• [DESCRIPTION OF THE TASK] Find every line in the records below that holds the word "file", and copy each one.

==== RECORDS TO USE

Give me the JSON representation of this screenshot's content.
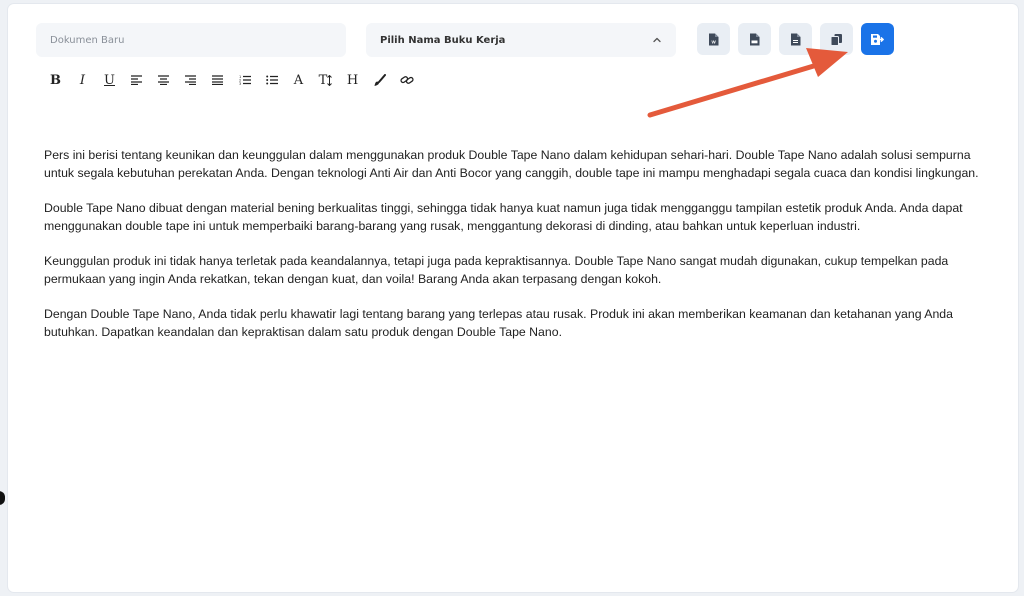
{
  "document": {
    "name_placeholder": "Dokumen Baru",
    "name_value": ""
  },
  "workbook_select": {
    "label": "Pilih Nama Buku Kerja",
    "icon": "chevron-up-icon"
  },
  "actions": [
    {
      "icon": "word-file-icon",
      "tooltip": ""
    },
    {
      "icon": "pdf-file-icon",
      "tooltip": ""
    },
    {
      "icon": "text-file-icon",
      "tooltip": ""
    },
    {
      "icon": "copy-icon",
      "tooltip": ""
    },
    {
      "icon": "save-file-icon",
      "tooltip": ""
    }
  ],
  "toolbar": {
    "bold": "B",
    "italic": "I",
    "underline": "U",
    "font_color": "A",
    "font_size": "T",
    "heading": "H"
  },
  "colors": {
    "primary": "#1a73e8",
    "arrow": "#e45a3b"
  },
  "content": {
    "paragraphs": [
      "Pers ini berisi tentang keunikan dan keunggulan dalam menggunakan produk Double Tape Nano dalam kehidupan sehari-hari. Double Tape Nano adalah solusi sempurna untuk segala kebutuhan perekatan Anda. Dengan teknologi Anti Air dan Anti Bocor yang canggih, double tape ini mampu menghadapi segala cuaca dan kondisi lingkungan.",
      "Double Tape Nano dibuat dengan material bening berkualitas tinggi, sehingga tidak hanya kuat namun juga tidak mengganggu tampilan estetik produk Anda. Anda dapat menggunakan double tape ini untuk memperbaiki barang-barang yang rusak, menggantung dekorasi di dinding, atau bahkan untuk keperluan industri.",
      "Keunggulan produk ini tidak hanya terletak pada keandalannya, tetapi juga pada kepraktisannya. Double Tape Nano sangat mudah digunakan, cukup tempelkan pada permukaan yang ingin Anda rekatkan, tekan dengan kuat, dan voila! Barang Anda akan terpasang dengan kokoh.",
      "Dengan Double Tape Nano, Anda tidak perlu khawatir lagi tentang barang yang terlepas atau rusak. Produk ini akan memberikan keamanan dan ketahanan yang Anda butuhkan. Dapatkan keandalan dan kepraktisan dalam satu produk dengan Double Tape Nano."
    ]
  }
}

========

• [TASK RESULT]
      "icon": "word-file-icon",
      "icon": "pdf-file-icon",
      "icon": "text-file-icon",
      "icon": "save-file-icon",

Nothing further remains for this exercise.